Task objective - For the material that follows, list every line containing the word "bulk".

Raw data -

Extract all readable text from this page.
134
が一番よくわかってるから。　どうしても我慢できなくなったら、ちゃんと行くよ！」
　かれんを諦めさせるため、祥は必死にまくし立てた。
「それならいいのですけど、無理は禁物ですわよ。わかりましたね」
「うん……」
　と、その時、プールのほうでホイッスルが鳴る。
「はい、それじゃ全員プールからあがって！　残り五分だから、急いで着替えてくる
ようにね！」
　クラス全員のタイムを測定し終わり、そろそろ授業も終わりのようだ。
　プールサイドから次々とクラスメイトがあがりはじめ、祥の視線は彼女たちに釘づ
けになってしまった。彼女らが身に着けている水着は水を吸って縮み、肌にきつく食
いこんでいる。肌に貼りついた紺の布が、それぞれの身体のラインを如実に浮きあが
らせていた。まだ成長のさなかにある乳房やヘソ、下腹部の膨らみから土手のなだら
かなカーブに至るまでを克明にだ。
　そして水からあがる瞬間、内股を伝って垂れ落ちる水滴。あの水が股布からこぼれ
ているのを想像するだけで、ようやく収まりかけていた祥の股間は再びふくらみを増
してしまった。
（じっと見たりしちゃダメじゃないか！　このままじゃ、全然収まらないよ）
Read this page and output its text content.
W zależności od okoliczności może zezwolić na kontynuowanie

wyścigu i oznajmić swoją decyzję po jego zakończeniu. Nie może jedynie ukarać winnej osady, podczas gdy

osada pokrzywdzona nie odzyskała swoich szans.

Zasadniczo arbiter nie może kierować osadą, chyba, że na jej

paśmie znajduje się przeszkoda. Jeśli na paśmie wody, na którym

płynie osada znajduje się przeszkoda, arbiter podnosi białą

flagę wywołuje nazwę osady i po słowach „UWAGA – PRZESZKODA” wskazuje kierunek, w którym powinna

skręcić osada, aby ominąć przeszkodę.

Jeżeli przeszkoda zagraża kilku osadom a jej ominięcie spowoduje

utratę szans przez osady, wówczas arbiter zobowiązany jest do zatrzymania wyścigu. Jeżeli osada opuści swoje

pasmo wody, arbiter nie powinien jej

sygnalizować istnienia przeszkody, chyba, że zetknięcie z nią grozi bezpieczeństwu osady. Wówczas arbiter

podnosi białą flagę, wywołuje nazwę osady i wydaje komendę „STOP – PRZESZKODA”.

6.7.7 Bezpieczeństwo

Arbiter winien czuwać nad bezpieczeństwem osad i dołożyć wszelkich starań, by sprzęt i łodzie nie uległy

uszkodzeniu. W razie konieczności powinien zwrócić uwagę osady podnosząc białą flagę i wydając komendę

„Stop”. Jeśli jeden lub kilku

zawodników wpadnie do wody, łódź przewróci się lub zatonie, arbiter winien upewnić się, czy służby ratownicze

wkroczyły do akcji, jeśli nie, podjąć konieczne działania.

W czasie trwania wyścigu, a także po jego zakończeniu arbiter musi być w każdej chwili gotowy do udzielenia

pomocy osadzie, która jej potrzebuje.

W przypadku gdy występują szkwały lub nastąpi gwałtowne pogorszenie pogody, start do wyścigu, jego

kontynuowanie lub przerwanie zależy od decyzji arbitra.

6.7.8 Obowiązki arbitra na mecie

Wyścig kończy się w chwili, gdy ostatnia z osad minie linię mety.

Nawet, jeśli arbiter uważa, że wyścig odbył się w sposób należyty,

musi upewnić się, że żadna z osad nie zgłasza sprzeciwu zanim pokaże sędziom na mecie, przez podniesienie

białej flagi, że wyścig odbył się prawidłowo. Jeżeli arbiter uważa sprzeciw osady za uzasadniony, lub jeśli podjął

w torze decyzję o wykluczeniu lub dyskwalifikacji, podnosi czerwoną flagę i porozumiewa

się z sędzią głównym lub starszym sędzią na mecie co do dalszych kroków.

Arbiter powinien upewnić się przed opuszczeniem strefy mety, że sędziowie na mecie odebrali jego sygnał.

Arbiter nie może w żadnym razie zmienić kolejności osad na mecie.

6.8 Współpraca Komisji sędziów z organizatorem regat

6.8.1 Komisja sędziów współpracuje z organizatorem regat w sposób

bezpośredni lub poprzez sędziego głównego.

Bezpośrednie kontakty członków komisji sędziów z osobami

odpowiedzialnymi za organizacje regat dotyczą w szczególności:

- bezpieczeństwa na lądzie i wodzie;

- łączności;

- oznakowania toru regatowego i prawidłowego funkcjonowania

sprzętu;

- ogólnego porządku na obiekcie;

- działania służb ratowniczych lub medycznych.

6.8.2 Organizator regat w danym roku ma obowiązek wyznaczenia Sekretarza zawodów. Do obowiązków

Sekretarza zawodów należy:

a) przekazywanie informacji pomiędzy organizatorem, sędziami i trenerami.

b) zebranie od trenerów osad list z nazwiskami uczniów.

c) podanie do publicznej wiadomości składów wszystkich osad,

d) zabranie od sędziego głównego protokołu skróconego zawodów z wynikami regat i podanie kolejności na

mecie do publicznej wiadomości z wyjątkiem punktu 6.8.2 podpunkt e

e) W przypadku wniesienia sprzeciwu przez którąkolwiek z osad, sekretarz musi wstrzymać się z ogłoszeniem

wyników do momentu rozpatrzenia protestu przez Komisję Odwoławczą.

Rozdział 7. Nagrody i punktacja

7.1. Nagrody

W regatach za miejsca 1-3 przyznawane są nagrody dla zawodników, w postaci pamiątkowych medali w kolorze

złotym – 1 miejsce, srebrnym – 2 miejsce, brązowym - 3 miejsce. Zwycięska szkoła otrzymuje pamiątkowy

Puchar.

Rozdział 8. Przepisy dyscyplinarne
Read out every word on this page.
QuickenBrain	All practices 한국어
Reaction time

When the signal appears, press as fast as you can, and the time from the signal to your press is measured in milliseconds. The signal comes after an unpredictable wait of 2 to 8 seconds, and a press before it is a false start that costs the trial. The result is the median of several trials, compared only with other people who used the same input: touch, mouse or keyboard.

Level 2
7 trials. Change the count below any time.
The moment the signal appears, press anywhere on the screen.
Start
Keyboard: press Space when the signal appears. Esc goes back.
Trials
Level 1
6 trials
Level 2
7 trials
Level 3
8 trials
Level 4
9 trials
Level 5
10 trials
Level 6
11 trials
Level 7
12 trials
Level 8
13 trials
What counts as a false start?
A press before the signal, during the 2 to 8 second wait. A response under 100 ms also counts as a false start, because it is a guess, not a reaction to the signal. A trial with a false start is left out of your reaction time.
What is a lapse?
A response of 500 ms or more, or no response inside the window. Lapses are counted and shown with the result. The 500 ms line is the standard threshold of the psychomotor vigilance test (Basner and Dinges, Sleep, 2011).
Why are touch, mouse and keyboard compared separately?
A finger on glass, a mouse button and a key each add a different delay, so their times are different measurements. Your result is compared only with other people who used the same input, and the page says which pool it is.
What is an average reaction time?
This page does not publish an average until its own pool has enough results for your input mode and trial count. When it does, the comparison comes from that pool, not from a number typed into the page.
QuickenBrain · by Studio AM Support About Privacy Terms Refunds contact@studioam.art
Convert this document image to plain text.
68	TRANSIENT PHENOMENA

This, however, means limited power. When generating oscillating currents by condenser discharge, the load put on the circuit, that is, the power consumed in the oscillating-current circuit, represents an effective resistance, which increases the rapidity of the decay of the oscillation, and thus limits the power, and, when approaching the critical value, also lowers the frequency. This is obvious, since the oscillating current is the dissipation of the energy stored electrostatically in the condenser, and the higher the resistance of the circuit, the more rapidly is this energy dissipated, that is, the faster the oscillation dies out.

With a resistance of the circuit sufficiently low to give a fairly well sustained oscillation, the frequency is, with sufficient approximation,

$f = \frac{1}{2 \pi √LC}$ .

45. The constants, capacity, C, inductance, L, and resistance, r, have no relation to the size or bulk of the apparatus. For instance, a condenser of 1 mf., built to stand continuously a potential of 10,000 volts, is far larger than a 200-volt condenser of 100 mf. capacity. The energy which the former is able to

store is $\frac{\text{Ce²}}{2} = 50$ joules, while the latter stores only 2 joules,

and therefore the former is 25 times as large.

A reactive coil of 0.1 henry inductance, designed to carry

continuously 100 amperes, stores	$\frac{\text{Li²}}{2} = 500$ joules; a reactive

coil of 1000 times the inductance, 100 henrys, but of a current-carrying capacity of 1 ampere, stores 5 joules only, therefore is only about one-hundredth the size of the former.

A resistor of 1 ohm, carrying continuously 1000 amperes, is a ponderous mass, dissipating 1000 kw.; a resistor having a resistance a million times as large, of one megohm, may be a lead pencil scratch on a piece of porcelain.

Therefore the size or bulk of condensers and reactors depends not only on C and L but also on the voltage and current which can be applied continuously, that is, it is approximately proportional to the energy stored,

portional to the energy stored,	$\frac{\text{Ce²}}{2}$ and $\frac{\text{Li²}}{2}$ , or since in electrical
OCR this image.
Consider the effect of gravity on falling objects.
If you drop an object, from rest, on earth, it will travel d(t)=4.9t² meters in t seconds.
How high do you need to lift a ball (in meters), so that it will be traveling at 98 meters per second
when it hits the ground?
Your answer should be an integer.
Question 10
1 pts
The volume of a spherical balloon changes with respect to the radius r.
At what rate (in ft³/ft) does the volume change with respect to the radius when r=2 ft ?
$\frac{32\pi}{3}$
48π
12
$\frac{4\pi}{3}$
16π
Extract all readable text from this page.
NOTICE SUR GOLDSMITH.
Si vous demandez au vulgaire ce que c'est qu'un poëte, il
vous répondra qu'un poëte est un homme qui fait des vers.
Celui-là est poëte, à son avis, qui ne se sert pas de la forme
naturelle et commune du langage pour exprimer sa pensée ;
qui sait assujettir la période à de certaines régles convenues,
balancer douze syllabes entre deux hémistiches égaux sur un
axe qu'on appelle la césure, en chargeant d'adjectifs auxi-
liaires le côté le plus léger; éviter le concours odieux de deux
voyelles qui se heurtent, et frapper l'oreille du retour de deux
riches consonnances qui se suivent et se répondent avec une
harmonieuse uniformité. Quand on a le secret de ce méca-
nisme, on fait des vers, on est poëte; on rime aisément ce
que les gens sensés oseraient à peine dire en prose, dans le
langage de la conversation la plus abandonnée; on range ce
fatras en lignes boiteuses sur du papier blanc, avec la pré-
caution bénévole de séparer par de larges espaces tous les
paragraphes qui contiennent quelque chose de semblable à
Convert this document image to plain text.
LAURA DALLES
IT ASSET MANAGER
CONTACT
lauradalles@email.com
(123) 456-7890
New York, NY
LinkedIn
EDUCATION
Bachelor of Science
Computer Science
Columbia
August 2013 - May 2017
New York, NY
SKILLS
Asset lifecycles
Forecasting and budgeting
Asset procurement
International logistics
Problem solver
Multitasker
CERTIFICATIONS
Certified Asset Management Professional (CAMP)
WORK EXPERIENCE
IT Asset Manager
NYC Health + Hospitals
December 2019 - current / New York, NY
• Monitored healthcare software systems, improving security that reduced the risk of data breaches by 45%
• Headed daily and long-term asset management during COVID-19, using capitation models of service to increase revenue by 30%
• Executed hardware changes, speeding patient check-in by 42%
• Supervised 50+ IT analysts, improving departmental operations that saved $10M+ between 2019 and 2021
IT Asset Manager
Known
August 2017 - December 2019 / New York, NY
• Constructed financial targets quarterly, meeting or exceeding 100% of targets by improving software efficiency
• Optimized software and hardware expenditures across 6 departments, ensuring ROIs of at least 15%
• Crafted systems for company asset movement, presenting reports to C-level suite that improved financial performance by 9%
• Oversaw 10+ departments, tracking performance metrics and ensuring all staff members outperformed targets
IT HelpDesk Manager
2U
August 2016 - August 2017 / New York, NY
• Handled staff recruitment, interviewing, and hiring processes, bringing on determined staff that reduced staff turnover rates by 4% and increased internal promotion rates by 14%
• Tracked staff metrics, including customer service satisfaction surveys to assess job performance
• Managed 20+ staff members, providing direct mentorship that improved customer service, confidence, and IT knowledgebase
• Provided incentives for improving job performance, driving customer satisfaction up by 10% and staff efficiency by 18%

Written reply -
45. The constants, capacity, C, inductance, L, and resistance, r, have no relation to the size or bulk of the apparatus. For instance, a condenser of 1 mf., built to stand continuously a potential of 10,000 volts, is far larger than a 200-volt condenser of 100 mf. capacity. The energy which the former is able to
Therefore the size or bulk of condensers and reactors depends not only on C and L but also on the voltage and current which can be applied continuously, that is, it is approximately proportional to the energy stored,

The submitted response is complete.